[BEGIN Excerpted records]

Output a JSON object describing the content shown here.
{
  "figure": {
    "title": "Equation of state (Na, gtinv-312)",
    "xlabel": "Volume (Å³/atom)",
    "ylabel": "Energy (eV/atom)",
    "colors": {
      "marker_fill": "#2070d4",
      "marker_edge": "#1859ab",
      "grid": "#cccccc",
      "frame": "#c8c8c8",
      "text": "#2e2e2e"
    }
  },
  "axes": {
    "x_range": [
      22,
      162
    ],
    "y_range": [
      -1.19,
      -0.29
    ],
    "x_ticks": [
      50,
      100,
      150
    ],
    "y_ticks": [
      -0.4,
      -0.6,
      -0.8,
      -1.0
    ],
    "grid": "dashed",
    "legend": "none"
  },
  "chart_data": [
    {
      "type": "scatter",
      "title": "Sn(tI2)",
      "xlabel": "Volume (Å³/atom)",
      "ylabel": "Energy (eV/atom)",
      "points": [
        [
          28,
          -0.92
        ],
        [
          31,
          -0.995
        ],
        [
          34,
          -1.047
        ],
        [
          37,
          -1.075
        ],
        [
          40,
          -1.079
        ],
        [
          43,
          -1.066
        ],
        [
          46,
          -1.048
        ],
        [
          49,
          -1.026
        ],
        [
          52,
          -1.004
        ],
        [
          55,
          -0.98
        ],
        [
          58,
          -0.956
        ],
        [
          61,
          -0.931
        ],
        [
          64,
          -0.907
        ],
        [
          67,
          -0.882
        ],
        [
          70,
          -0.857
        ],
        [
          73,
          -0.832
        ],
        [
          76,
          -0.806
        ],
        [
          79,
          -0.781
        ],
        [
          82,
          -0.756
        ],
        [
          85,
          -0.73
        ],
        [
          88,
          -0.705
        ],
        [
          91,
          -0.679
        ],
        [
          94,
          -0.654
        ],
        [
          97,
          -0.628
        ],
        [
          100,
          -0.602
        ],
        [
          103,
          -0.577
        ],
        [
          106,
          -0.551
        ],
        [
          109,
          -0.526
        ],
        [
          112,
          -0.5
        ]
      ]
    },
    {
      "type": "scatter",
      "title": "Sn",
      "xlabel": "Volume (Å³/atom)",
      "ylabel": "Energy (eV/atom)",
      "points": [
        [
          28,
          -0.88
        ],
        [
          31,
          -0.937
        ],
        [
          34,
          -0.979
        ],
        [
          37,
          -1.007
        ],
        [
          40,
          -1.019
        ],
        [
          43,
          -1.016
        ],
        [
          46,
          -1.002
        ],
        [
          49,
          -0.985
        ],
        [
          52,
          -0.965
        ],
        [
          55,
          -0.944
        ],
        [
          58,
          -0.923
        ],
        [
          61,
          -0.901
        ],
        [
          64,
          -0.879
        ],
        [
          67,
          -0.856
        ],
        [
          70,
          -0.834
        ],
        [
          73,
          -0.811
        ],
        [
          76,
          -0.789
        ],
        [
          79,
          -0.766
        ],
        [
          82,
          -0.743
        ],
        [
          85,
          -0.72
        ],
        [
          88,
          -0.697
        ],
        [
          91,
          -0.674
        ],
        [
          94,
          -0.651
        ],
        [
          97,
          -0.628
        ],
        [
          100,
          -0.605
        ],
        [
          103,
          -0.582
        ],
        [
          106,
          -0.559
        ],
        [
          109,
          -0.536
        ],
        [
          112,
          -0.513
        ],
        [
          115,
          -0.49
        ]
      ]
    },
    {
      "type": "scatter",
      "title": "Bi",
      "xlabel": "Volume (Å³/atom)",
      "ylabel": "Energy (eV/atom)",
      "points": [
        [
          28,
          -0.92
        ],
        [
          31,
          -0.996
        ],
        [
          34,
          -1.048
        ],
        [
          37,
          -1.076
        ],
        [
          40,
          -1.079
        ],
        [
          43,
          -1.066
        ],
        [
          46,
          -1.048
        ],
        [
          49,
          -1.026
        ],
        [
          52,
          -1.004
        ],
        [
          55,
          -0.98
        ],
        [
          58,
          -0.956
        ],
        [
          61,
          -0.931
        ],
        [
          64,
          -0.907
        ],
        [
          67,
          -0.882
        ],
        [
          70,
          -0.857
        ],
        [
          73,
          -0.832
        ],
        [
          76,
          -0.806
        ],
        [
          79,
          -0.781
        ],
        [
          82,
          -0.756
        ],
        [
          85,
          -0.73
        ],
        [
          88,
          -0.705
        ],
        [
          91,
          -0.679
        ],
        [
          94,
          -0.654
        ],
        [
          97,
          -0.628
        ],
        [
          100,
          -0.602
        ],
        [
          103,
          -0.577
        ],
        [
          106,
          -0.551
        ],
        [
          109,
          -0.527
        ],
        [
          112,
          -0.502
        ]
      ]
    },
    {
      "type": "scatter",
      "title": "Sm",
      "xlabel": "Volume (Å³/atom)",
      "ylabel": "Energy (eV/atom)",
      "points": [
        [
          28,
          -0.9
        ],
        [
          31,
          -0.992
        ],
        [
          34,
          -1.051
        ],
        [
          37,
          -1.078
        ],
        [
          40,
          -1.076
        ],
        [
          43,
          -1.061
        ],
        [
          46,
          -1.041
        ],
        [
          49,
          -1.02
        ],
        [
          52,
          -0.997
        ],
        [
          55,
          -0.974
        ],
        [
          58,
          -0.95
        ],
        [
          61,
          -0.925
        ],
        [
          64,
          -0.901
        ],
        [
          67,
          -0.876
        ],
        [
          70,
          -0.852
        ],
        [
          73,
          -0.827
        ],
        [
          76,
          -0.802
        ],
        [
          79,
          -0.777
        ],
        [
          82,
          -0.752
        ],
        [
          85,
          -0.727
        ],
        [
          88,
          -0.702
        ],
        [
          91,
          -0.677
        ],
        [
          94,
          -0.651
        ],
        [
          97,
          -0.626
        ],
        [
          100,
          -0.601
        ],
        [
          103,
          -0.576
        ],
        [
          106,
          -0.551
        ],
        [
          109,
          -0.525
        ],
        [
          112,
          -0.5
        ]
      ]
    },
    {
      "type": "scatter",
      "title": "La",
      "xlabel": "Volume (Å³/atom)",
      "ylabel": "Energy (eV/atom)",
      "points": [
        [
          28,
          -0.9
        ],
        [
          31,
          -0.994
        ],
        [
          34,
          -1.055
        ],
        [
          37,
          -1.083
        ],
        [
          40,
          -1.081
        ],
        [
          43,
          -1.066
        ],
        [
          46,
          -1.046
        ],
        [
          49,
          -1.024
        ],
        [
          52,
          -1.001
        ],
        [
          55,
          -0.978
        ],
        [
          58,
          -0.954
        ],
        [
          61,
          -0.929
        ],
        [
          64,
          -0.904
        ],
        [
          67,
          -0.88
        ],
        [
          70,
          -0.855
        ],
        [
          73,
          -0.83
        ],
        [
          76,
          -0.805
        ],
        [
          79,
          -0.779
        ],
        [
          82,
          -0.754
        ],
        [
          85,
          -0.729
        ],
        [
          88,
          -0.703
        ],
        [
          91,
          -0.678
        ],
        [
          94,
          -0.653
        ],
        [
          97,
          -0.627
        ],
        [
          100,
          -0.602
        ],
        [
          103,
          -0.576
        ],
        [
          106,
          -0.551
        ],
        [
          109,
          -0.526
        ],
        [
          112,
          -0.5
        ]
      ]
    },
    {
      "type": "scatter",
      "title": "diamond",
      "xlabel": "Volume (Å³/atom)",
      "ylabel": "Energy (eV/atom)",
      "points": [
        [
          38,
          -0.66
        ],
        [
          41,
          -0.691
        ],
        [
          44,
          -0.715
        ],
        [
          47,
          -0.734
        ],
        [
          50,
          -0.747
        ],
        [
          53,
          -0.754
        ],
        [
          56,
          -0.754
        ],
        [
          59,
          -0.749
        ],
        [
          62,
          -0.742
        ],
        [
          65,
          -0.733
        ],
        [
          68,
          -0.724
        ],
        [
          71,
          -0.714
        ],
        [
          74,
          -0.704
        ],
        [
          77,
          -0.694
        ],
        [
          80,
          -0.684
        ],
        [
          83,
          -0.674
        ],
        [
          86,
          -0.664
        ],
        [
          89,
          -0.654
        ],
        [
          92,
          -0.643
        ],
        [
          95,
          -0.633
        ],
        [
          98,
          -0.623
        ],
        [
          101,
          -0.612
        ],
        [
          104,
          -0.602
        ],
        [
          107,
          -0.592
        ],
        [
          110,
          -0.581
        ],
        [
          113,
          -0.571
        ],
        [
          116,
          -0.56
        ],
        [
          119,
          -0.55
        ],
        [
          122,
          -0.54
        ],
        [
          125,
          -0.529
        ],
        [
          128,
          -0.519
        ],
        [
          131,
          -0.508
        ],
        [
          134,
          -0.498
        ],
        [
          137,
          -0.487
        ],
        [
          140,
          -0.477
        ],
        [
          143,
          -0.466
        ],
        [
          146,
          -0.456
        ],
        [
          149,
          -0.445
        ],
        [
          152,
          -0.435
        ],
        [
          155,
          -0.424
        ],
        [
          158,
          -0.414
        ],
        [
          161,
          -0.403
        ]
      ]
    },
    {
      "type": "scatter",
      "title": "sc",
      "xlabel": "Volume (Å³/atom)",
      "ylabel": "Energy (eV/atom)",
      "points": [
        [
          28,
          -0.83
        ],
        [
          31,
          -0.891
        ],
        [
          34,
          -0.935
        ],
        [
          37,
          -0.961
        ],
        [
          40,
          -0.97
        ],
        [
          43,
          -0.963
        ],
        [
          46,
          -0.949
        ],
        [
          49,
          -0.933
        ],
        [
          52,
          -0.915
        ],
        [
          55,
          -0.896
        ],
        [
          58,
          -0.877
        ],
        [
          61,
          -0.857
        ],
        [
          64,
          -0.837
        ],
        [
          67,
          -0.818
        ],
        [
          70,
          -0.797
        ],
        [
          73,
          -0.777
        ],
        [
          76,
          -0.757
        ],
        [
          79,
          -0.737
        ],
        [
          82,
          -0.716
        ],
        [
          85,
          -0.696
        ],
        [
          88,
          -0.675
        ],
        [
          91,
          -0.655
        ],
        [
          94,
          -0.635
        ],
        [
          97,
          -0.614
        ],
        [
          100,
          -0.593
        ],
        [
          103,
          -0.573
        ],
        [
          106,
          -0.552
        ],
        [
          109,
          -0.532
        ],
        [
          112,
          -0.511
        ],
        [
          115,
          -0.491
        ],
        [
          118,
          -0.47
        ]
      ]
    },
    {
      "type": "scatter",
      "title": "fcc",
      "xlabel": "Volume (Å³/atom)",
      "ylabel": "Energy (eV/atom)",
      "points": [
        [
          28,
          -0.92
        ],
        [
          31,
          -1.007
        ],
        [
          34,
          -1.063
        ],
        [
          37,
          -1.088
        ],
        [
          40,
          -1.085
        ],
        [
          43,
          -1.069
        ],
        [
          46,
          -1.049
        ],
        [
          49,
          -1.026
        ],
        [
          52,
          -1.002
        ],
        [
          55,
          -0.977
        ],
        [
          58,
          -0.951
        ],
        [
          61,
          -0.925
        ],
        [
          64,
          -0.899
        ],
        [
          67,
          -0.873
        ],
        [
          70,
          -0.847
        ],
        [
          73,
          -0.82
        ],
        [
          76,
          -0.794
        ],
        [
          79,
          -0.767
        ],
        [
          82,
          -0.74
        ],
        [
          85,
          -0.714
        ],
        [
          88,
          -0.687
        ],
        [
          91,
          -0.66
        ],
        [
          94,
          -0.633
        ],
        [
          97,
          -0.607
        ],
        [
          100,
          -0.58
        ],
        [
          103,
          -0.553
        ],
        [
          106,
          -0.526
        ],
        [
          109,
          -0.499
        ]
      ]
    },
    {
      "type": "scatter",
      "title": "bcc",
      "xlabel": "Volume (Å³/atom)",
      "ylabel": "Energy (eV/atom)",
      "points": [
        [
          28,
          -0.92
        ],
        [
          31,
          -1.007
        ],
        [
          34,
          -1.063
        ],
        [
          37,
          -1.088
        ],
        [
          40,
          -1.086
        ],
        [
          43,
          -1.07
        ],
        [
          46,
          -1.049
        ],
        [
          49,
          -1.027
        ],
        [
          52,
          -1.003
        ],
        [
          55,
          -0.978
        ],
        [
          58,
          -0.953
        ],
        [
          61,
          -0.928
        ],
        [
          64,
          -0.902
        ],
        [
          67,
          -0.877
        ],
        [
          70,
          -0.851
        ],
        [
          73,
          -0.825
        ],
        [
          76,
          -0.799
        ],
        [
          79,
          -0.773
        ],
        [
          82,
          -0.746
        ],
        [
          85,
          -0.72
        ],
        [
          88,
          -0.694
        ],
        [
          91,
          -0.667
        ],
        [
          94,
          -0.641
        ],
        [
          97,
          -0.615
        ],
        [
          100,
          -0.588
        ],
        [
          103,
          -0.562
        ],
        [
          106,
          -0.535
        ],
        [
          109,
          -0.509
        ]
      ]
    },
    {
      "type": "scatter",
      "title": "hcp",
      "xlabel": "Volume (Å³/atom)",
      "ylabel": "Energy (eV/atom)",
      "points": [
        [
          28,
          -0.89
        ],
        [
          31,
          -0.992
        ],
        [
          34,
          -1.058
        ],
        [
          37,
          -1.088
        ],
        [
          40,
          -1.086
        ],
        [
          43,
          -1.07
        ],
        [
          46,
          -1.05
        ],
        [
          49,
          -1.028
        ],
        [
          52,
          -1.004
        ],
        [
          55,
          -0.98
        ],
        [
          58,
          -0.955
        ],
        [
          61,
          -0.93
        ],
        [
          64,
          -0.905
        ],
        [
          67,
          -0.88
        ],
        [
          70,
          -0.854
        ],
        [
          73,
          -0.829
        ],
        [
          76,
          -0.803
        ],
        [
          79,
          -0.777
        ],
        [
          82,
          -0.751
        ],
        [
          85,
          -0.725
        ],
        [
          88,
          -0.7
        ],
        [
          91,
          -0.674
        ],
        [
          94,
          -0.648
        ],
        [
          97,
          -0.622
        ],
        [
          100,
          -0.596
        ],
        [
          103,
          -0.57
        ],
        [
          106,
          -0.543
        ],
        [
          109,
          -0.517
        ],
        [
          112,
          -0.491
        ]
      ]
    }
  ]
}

[END Excerpted records]

What to produce> Check each line above for the string "title", then copy the ones that have it.

The answer>
    "title": "Equation of state (Na, gtinv-312)",
      "title": "Sn(tI2)",
      "title": "Sn",
      "title": "Bi",
      "title": "Sm",
      "title": "La",
      "title": "diamond",
      "title": "sc",
      "title": "fcc",
      "title": "bcc",
      "title": "hcp",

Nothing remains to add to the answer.